>> Start Exercise inputs

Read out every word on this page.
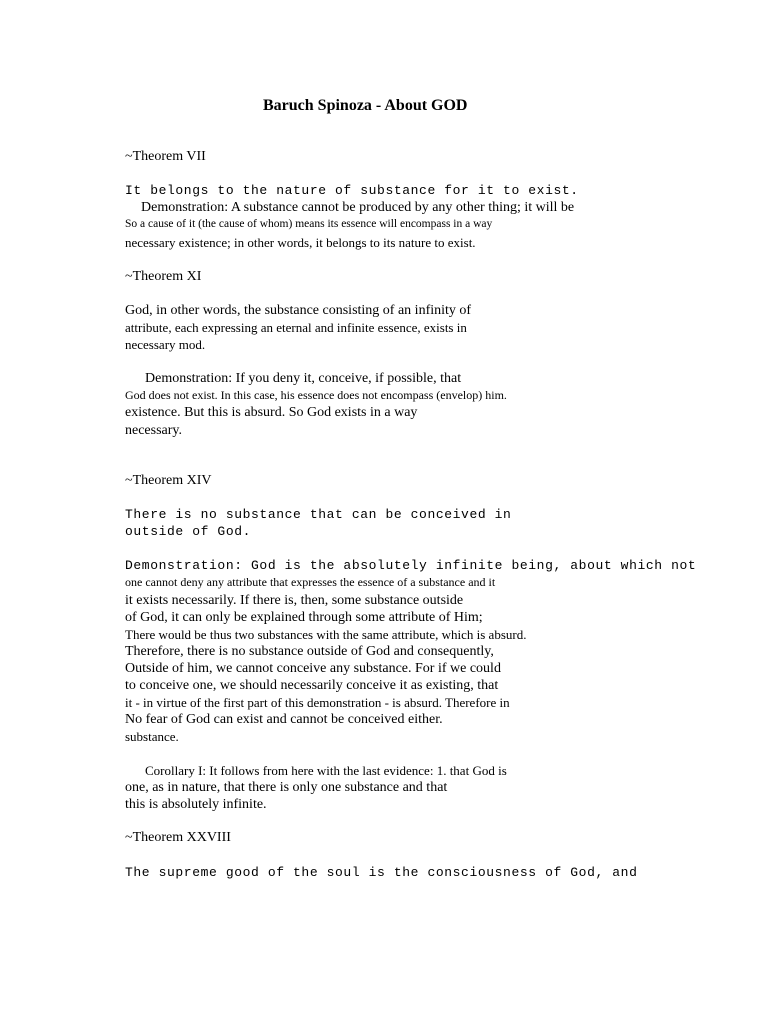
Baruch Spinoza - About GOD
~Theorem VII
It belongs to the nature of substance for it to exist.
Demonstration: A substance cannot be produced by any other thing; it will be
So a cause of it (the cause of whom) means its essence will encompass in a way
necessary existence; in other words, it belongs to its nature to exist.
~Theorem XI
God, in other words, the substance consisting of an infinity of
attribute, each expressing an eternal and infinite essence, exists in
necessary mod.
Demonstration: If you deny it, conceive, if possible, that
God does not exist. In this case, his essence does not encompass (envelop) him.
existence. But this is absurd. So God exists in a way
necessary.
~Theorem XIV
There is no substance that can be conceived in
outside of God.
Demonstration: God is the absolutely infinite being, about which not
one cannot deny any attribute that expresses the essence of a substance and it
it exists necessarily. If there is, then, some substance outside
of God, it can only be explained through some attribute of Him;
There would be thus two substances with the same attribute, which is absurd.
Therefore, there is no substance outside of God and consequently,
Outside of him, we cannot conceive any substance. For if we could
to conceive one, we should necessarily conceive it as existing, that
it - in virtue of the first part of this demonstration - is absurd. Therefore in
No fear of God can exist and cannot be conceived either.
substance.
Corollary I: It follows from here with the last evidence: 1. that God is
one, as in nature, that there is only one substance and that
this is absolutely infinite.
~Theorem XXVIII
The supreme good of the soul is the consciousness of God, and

>> End Exercise inputs

Stated goal:
Pick out and copy every line that contains the word "absurd".

Written answer:
existence. But this is absurd. So God exists in a way
There would be thus two substances with the same attribute, which is absurd.
it - in virtue of the first part of this demonstration - is absurd. Therefore in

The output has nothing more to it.